What you will do: In the listing below, identify each line with the word "colorKey" and return those lines.

# start of Entries shown

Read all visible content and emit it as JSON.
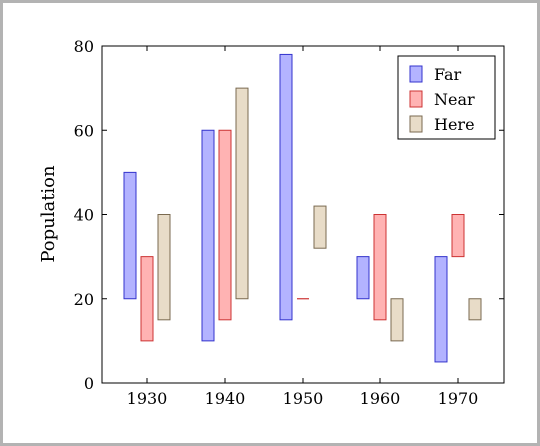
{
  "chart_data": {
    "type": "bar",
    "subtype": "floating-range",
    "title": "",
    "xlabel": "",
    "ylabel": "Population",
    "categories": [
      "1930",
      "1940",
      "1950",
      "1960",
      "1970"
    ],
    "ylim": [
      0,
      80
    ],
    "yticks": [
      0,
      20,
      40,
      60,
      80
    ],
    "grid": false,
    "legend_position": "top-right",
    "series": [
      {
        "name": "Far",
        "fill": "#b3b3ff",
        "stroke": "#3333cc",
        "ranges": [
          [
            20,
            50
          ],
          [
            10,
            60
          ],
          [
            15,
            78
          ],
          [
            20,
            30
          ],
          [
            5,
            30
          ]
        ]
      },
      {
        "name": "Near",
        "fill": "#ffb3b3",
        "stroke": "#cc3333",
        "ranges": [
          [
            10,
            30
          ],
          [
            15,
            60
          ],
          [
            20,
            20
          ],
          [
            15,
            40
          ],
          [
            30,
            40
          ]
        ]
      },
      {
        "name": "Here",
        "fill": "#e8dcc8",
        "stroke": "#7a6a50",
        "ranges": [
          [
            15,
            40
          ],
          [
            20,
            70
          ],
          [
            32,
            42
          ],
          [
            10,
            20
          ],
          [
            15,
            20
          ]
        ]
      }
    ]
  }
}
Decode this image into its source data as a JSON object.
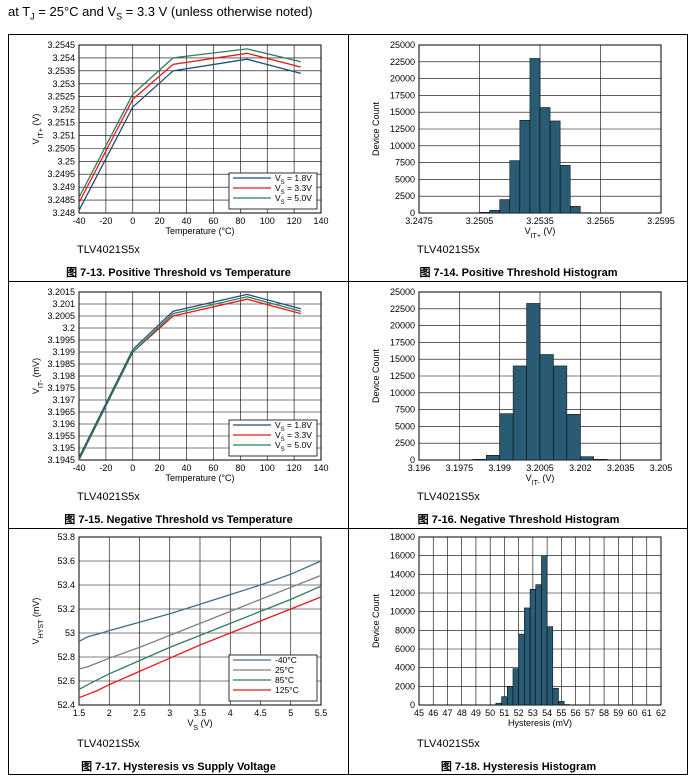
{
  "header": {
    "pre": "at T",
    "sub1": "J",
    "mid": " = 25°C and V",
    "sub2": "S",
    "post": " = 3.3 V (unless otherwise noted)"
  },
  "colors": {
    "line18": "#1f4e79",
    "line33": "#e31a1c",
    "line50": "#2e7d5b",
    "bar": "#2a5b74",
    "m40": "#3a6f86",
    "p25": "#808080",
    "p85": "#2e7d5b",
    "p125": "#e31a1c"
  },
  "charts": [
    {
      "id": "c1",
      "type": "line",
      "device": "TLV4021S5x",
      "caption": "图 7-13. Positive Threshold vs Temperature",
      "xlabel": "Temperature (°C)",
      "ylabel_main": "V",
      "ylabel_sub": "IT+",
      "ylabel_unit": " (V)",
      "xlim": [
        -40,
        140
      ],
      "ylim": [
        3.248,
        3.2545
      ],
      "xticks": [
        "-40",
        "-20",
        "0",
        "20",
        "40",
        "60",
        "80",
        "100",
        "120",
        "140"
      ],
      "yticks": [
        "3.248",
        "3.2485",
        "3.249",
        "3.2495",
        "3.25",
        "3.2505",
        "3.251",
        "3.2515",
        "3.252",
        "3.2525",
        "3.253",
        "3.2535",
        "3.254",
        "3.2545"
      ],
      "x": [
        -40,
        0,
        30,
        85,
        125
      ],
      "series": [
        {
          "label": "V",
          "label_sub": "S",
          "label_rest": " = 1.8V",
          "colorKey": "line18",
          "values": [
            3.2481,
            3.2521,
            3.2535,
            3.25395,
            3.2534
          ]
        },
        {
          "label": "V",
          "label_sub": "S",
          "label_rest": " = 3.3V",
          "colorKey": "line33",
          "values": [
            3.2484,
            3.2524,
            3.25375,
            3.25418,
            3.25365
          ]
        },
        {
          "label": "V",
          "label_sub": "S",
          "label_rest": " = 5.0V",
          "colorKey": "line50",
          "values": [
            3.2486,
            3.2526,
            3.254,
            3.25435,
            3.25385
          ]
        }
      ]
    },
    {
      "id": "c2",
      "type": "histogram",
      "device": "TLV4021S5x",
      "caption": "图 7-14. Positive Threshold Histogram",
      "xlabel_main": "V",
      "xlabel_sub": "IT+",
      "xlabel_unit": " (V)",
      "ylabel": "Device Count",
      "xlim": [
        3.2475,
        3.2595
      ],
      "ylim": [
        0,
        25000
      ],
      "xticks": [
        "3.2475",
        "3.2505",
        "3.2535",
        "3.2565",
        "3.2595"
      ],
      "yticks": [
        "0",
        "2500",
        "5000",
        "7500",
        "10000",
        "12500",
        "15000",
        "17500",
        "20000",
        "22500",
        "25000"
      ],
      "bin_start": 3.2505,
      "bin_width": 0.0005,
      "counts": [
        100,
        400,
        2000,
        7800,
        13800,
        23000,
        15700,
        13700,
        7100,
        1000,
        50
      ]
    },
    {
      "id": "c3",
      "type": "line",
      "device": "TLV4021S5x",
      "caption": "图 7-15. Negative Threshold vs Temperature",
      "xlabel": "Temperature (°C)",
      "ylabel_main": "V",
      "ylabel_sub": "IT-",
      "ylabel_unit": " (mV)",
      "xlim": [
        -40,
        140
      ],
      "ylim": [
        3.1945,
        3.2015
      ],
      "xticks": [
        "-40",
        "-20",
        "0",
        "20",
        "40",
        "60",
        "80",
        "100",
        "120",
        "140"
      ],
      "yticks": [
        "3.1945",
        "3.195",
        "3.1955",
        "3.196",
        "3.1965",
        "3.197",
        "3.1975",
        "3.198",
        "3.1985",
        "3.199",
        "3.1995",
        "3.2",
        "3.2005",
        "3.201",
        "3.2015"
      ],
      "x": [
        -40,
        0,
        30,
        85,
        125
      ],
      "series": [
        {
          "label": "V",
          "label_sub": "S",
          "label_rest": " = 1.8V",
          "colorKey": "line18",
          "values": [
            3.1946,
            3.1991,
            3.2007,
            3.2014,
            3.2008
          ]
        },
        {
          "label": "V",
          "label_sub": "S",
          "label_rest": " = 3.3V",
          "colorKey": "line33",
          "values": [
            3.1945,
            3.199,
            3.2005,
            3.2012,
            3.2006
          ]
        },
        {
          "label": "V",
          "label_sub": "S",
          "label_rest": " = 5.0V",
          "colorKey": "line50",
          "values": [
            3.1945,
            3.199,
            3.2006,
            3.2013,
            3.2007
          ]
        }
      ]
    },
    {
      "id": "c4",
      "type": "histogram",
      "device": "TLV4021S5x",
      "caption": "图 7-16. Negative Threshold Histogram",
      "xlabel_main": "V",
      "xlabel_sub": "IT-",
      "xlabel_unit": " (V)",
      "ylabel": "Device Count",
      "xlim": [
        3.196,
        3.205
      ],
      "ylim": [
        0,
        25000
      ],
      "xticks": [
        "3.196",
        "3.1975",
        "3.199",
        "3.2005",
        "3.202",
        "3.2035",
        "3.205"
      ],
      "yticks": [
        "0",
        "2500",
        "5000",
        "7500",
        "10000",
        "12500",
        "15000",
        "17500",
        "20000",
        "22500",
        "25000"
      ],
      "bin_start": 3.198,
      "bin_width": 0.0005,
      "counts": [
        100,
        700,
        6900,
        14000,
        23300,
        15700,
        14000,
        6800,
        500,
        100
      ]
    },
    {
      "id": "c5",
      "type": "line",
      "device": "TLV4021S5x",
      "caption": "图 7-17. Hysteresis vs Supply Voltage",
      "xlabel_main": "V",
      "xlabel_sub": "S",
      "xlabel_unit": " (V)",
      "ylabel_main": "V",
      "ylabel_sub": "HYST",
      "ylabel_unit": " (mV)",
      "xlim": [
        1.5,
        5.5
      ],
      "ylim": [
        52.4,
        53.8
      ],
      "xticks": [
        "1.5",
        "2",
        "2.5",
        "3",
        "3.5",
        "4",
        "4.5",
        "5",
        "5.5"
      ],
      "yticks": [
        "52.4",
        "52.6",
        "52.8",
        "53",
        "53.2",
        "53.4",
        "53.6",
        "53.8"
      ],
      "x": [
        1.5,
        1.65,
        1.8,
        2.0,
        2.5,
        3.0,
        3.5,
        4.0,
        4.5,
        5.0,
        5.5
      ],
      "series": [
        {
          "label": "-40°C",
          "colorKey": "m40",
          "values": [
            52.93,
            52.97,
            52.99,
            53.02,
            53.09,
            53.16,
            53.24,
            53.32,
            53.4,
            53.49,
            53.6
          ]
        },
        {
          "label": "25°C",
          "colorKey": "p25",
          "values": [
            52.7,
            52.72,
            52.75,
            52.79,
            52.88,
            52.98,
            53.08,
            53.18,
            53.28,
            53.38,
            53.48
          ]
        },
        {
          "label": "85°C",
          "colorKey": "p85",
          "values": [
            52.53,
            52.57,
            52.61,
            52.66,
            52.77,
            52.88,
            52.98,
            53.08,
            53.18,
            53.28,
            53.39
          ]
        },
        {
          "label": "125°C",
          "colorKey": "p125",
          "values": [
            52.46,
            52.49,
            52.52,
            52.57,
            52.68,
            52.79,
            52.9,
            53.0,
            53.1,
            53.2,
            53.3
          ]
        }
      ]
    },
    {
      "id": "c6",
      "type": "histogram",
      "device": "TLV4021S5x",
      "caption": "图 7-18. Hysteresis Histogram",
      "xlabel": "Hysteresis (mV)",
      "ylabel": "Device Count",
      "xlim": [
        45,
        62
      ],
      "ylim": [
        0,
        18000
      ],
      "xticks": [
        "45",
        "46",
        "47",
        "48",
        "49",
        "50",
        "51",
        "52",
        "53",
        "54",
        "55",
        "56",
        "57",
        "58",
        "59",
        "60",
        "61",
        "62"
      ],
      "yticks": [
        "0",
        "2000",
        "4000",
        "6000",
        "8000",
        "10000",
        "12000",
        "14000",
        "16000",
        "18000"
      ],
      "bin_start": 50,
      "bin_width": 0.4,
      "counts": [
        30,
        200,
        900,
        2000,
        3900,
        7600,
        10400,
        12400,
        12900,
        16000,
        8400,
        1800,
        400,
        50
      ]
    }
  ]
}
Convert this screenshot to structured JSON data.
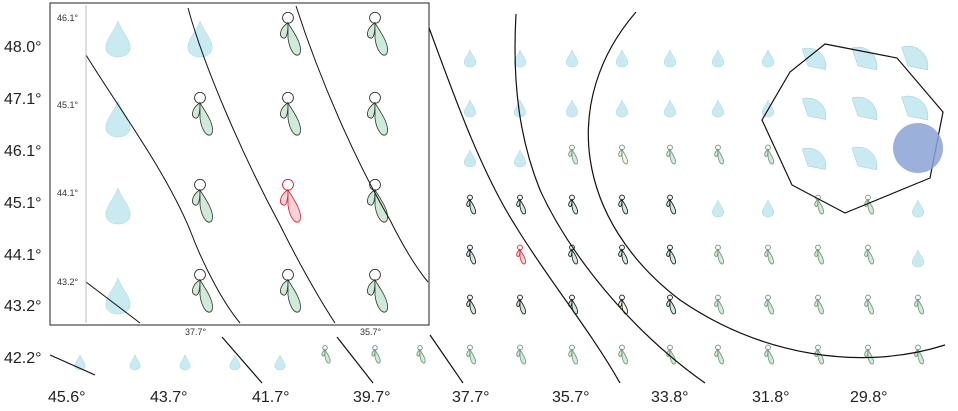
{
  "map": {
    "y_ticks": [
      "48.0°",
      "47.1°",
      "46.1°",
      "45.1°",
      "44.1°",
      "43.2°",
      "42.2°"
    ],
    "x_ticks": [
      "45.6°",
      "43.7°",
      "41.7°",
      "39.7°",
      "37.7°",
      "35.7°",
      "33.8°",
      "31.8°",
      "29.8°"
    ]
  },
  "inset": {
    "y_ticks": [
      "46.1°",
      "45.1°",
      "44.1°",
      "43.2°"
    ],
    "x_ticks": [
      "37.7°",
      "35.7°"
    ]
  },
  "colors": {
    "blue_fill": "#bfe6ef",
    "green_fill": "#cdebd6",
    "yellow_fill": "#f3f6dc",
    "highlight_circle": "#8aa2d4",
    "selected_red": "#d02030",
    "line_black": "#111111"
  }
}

# end of Entries shown

Answer to the task:
          "colorKey": "line18",
          "colorKey": "line33",
          "colorKey": "line50",
          "colorKey": "line18",
          "colorKey": "line33",
          "colorKey": "line50",
          "colorKey": "m40",
          "colorKey": "p25",
          "colorKey": "p85",
          "colorKey": "p125",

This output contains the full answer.